WHAT TO DO:
Retype the material below. Keep every word exactly as it is.

GIVEN RECORDS:
▬▬▬▬▬▬

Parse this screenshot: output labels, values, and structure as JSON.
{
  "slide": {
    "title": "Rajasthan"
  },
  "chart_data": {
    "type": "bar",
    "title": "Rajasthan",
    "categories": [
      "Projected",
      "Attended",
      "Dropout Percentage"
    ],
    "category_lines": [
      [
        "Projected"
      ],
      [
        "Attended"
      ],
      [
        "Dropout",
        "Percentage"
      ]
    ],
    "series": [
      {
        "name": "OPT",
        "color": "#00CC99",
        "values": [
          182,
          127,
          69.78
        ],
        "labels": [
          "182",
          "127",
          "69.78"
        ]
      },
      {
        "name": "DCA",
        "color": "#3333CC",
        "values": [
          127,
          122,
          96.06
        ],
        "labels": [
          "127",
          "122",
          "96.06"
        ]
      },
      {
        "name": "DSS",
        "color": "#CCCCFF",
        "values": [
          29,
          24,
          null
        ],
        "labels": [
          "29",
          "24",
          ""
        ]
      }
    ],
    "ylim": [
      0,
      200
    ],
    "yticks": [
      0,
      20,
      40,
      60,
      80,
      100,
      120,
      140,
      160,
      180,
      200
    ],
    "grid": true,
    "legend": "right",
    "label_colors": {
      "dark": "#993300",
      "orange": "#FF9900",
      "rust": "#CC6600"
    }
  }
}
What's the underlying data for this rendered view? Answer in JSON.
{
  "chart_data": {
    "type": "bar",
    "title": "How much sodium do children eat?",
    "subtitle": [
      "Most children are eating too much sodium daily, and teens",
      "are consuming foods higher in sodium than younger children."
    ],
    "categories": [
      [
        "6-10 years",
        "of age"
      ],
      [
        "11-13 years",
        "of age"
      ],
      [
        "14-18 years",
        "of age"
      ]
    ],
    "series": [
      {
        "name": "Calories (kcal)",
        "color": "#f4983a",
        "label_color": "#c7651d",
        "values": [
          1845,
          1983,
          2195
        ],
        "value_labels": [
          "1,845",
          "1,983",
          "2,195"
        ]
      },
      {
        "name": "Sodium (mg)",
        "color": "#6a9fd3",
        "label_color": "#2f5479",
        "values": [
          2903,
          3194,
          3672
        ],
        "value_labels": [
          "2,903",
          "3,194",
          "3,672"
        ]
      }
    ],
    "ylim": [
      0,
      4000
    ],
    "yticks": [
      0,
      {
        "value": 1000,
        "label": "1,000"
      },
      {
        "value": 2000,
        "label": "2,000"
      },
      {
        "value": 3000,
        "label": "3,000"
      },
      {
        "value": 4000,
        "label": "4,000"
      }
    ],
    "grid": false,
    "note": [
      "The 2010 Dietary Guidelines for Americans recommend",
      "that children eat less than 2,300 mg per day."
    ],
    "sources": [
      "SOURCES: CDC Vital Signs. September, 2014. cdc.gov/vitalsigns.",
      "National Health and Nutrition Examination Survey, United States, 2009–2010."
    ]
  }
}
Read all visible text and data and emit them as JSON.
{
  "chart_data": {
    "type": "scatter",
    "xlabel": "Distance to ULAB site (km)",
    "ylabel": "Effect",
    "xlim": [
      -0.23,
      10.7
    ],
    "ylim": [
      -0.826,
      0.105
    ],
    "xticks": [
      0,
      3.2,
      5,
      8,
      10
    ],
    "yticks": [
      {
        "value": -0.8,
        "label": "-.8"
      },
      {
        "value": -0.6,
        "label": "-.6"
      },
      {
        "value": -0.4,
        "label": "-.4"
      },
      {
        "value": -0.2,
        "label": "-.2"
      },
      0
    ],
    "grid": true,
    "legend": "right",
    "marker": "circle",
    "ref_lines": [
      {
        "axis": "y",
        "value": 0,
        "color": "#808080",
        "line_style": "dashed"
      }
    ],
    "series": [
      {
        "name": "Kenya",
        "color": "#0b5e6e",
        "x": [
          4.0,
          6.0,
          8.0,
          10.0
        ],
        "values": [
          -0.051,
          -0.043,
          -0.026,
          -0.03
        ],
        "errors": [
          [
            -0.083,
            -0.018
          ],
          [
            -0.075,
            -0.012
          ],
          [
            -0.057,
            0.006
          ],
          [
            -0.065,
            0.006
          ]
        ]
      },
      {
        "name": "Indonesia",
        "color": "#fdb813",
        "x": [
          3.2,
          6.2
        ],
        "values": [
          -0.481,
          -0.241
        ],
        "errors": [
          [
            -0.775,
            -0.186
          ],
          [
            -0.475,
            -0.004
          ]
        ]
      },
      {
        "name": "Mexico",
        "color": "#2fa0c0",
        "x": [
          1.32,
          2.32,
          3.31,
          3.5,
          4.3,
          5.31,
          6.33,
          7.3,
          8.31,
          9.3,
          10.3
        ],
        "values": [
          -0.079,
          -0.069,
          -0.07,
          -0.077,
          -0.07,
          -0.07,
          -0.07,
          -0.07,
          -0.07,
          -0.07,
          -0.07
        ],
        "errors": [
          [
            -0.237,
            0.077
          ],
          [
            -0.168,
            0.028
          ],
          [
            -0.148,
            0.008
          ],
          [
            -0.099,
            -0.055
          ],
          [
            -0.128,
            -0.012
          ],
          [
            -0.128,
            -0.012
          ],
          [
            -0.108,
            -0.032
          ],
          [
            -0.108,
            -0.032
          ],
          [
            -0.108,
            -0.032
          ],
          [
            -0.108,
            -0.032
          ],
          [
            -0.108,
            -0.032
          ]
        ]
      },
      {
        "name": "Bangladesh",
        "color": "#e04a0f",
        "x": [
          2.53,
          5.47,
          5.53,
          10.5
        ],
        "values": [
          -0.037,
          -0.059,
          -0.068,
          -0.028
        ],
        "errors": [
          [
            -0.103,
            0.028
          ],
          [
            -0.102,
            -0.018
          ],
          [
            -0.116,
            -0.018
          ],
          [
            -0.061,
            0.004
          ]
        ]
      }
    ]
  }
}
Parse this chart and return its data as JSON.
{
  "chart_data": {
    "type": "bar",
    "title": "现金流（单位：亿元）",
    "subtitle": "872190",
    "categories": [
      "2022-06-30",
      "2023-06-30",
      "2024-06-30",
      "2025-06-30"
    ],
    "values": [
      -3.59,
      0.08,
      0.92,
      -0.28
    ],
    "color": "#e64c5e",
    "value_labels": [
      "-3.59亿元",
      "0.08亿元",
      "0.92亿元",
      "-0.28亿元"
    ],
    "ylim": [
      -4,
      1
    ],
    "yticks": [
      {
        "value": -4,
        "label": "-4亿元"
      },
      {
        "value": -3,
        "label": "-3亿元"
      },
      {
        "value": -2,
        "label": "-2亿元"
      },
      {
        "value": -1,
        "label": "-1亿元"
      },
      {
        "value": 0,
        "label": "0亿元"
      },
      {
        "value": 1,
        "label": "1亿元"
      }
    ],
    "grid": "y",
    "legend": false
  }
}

▬▬▬▬▬▬

EXERCISE SOLUTION:
Parse this screenshot: output labels, values, and structure as JSON.
{
  "slide": {
    "title": "Rajasthan"
  },
  "chart_data": {
    "type": "bar",
    "title": "Rajasthan",
    "categories": [
      "Projected",
      "Attended",
      "Dropout Percentage"
    ],
    "category_lines": [
      [
        "Projected"
      ],
      [
        "Attended"
      ],
      [
        "Dropout",
        "Percentage"
      ]
    ],
    "series": [
      {
        "name": "OPT",
        "color": "#00CC99",
        "values": [
          182,
          127,
          69.78
        ],
        "labels": [
          "182",
          "127",
          "69.78"
        ]
      },
      {
        "name": "DCA",
        "color": "#3333CC",
        "values": [
          127,
          122,
          96.06
        ],
        "labels": [
          "127",
          "122",
          "96.06"
        ]
      },
      {
        "name": "DSS",
        "color": "#CCCCFF",
        "values": [
          29,
          24,
          null
        ],
        "labels": [
          "29",
          "24",
          ""
        ]
      }
    ],
    "ylim": [
      0,
      200
    ],
    "yticks": [
      0,
      20,
      40,
      60,
      80,
      100,
      120,
      140,
      160,
      180,
      200
    ],
    "grid": true,
    "legend": "right",
    "label_colors": {
      "dark": "#993300",
      "orange": "#FF9900",
      "rust": "#CC6600"
    }
  }
}
What's the underlying data for this rendered view? Answer in JSON.
{
  "chart_data": {
    "type": "bar",
    "title": "How much sodium do children eat?",
    "subtitle": [
      "Most children are eating too much sodium daily, and teens",
      "are consuming foods higher in sodium than younger children."
    ],
    "categories": [
      [
        "6-10 years",
        "of age"
      ],
      [
        "11-13 years",
        "of age"
      ],
      [
        "14-18 years",
        "of age"
      ]
    ],
    "series": [
      {
        "name": "Calories (kcal)",
        "color": "#f4983a",
        "label_color": "#c7651d",
        "values": [
          1845,
          1983,
          2195
        ],
        "value_labels": [
          "1,845",
          "1,983",
          "2,195"
        ]
      },
      {
        "name": "Sodium (mg)",
        "color": "#6a9fd3",
        "label_color": "#2f5479",
        "values": [
          2903,
          3194,
          3672
        ],
        "value_labels": [
          "2,903",
          "3,194",
          "3,672"
        ]
      }
    ],
    "ylim": [
      0,
      4000
    ],
    "yticks": [
      0,
      {
        "value": 1000,
        "label": "1,000"
      },
      {
        "value": 2000,
        "label": "2,000"
      },
      {
        "value": 3000,
        "label": "3,000"
      },
      {
        "value": 4000,
        "label": "4,000"
      }
    ],
    "grid": false,
    "note": [
      "The 2010 Dietary Guidelines for Americans recommend",
      "that children eat less than 2,300 mg per day."
    ],
    "sources": [
      "SOURCES: CDC Vital Signs. September, 2014. cdc.gov/vitalsigns.",
      "National Health and Nutrition Examination Survey, United States, 2009–2010."
    ]
  }
}
Read all visible text and data and emit them as JSON.
{
  "chart_data": {
    "type": "scatter",
    "xlabel": "Distance to ULAB site (km)",
    "ylabel": "Effect",
    "xlim": [
      -0.23,
      10.7
    ],
    "ylim": [
      -0.826,
      0.105
    ],
    "xticks": [
      0,
      3.2,
      5,
      8,
      10
    ],
    "yticks": [
      {
        "value": -0.8,
        "label": "-.8"
      },
      {
        "value": -0.6,
        "label": "-.6"
      },
      {
        "value": -0.4,
        "label": "-.4"
      },
      {
        "value": -0.2,
        "label": "-.2"
      },
      0
    ],
    "grid": true,
    "legend": "right",
    "marker": "circle",
    "ref_lines": [
      {
        "axis": "y",
        "value": 0,
        "color": "#808080",
        "line_style": "dashed"
      }
    ],
    "series": [
      {
        "name": "Kenya",
        "color": "#0b5e6e",
        "x": [
          4.0,
          6.0,
          8.0,
          10.0
        ],
        "values": [
          -0.051,
          -0.043,
          -0.026,
          -0.03
        ],
        "errors": [
          [
            -0.083,
            -0.018
          ],
          [
            -0.075,
            -0.012
          ],
          [
            -0.057,
            0.006
          ],
          [
            -0.065,
            0.006
          ]
        ]
      },
      {
        "name": "Indonesia",
        "color": "#fdb813",
        "x": [
          3.2,
          6.2
        ],
        "values": [
          -0.481,
          -0.241
        ],
        "errors": [
          [
            -0.775,
            -0.186
          ],
          [
            -0.475,
            -0.004
          ]
        ]
      },
      {
        "name": "Mexico",
        "color": "#2fa0c0",
        "x": [
          1.32,
          2.32,
          3.31,
          3.5,
          4.3,
          5.31,
          6.33,
          7.3,
          8.31,
          9.3,
          10.3
        ],
        "values": [
          -0.079,
          -0.069,
          -0.07,
          -0.077,
          -0.07,
          -0.07,
          -0.07,
          -0.07,
          -0.07,
          -0.07,
          -0.07
        ],
        "errors": [
          [
            -0.237,
            0.077
          ],
          [
            -0.168,
            0.028
          ],
          [
            -0.148,
            0.008
          ],
          [
            -0.099,
            -0.055
          ],
          [
            -0.128,
            -0.012
          ],
          [
            -0.128,
            -0.012
          ],
          [
            -0.108,
            -0.032
          ],
          [
            -0.108,
            -0.032
          ],
          [
            -0.108,
            -0.032
          ],
          [
            -0.108,
            -0.032
          ],
          [
            -0.108,
            -0.032
          ]
        ]
      },
      {
        "name": "Bangladesh",
        "color": "#e04a0f",
        "x": [
          2.53,
          5.47,
          5.53,
          10.5
        ],
        "values": [
          -0.037,
          -0.059,
          -0.068,
          -0.028
        ],
        "errors": [
          [
            -0.103,
            0.028
          ],
          [
            -0.102,
            -0.018
          ],
          [
            -0.116,
            -0.018
          ],
          [
            -0.061,
            0.004
          ]
        ]
      }
    ]
  }
}
Parse this chart and return its data as JSON.
{
  "chart_data": {
    "type": "bar",
    "title": "现金流（单位：亿元）",
    "subtitle": "872190",
    "categories": [
      "2022-06-30",
      "2023-06-30",
      "2024-06-30",
      "2025-06-30"
    ],
    "values": [
      -3.59,
      0.08,
      0.92,
      -0.28
    ],
    "color": "#e64c5e",
    "value_labels": [
      "-3.59亿元",
      "0.08亿元",
      "0.92亿元",
      "-0.28亿元"
    ],
    "ylim": [
      -4,
      1
    ],
    "yticks": [
      {
        "value": -4,
        "label": "-4亿元"
      },
      {
        "value": -3,
        "label": "-3亿元"
      },
      {
        "value": -2,
        "label": "-2亿元"
      },
      {
        "value": -1,
        "label": "-1亿元"
      },
      {
        "value": 0,
        "label": "0亿元"
      },
      {
        "value": 1,
        "label": "1亿元"
      }
    ],
    "grid": "y",
    "legend": false
  }
}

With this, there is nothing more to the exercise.